- **Exercise data**:
::::::

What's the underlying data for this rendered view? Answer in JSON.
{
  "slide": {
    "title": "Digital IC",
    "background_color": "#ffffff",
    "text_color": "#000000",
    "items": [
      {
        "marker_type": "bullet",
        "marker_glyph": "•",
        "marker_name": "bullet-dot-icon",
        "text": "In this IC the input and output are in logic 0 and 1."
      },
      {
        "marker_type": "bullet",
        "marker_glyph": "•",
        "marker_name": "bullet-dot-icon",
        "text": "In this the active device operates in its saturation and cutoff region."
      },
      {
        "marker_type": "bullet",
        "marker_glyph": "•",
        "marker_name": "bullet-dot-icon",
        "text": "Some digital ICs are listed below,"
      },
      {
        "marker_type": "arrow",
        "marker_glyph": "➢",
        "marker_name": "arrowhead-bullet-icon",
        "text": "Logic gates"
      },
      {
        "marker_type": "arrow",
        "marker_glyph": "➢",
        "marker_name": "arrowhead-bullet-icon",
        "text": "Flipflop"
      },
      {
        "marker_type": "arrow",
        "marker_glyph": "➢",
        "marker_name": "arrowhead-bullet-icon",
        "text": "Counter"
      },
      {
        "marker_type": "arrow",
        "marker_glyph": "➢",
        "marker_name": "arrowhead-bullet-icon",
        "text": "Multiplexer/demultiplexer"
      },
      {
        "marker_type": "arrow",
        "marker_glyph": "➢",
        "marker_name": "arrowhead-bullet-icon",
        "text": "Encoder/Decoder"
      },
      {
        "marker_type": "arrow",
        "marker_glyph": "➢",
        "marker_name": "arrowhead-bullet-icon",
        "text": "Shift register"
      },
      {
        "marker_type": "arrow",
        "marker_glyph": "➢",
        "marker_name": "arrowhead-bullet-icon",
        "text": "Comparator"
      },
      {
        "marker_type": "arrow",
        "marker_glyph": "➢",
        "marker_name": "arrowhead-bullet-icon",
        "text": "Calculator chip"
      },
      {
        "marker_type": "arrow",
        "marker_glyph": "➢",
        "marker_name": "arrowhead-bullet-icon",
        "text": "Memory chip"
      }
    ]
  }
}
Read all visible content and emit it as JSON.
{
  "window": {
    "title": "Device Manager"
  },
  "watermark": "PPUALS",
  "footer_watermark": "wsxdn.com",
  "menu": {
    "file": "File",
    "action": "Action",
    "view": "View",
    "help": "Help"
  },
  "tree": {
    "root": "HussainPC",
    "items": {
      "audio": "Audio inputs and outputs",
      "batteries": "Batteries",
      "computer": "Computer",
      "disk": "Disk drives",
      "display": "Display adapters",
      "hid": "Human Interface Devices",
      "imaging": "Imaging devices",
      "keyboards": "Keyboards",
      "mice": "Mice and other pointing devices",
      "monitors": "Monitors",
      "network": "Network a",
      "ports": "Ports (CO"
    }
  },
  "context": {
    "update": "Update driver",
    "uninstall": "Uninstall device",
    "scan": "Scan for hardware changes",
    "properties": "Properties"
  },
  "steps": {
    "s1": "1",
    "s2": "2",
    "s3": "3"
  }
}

::::::

- **Exercise description**: Note every line above where the string "title" shows up, and copy those lines.

- **Written solution**:
    "title": "Digital IC",
    "title": "Device Manager"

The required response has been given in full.